# PROVIDED RECORDS:
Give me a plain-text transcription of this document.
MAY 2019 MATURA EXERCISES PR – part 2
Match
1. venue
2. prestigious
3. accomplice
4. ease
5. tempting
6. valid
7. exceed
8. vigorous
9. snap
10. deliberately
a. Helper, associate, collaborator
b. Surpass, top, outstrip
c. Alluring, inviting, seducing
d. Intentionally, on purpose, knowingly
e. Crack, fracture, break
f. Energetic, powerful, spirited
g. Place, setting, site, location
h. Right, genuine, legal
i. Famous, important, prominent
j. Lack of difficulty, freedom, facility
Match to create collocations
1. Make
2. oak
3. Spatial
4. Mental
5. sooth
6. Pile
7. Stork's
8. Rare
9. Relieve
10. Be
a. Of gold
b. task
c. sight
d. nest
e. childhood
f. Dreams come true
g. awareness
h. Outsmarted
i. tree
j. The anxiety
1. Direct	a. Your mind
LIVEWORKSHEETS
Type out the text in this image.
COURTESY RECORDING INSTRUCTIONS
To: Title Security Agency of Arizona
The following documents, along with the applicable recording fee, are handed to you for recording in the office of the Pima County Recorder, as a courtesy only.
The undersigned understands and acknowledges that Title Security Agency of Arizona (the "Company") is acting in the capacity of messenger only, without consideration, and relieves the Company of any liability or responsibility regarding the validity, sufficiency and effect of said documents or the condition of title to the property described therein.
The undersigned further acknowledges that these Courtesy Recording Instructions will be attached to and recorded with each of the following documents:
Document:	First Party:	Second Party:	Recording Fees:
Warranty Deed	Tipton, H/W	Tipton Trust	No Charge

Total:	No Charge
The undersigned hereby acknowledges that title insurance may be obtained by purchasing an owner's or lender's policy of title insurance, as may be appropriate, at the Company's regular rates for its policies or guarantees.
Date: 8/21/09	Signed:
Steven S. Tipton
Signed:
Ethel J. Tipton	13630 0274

# TASK OBJECTIVE:
Go over the records above and tally the lines with the word "Match" in them. Give the number alone.

# TASK RESPONSE:
2